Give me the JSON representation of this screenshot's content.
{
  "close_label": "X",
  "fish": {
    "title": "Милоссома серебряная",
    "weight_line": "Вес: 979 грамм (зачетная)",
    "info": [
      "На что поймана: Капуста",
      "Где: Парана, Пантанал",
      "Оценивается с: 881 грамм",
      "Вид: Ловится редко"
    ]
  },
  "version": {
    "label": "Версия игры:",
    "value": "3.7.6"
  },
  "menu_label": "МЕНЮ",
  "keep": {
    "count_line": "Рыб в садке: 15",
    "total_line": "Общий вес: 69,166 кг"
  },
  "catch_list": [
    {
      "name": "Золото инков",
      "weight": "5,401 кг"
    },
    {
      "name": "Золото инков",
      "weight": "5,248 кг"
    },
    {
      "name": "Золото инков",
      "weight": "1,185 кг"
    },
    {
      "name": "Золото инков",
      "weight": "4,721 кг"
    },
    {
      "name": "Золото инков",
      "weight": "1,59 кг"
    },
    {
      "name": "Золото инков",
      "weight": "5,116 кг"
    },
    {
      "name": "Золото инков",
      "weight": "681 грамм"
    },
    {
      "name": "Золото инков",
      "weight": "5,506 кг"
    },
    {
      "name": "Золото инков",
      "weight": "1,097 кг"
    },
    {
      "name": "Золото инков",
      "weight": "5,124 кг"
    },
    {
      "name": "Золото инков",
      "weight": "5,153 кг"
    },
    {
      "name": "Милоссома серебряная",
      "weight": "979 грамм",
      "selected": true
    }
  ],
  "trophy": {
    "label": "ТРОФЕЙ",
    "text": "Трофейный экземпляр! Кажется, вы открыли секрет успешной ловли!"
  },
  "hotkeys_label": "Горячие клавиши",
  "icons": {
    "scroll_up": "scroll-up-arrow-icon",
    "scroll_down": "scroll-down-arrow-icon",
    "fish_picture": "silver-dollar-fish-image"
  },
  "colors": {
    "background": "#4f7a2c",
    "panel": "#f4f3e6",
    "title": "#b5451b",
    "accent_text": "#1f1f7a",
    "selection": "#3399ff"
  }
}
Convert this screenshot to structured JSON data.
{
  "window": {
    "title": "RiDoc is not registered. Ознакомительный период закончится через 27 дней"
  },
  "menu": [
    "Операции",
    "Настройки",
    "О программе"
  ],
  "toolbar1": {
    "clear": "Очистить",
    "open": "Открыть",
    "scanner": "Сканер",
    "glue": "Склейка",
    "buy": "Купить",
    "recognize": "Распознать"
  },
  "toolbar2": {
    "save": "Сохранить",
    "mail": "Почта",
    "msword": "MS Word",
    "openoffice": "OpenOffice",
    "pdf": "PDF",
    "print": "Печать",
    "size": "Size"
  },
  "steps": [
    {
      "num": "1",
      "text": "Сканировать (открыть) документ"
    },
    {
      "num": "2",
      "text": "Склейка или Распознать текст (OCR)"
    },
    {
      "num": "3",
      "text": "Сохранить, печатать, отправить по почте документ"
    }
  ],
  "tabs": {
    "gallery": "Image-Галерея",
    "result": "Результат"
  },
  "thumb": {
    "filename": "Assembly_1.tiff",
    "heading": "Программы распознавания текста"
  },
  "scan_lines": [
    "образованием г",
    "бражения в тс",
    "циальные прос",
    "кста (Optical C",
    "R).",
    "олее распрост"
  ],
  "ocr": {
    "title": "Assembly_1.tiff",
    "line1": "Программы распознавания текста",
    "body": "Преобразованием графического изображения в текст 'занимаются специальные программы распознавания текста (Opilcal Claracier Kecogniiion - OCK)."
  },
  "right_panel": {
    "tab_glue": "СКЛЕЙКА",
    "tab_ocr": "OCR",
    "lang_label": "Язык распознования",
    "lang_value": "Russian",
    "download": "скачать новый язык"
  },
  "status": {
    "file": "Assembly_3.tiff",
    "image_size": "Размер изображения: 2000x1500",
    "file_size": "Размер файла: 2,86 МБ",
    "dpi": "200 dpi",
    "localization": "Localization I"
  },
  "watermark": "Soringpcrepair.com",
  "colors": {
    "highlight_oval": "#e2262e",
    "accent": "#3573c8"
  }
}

------------------------------------------------------------

**Exercise task**
Your task is to gather every line with the word "текста" and copy it.

**Exercise solution**
    "heading": "Программы распознавания текста"
    "line1": "Программы распознавания текста",
    "body": "Преобразованием графического изображения в текст 'занимаются специальные программы распознавания текста (Opilcal Claracier Kecogniiion - OCK)."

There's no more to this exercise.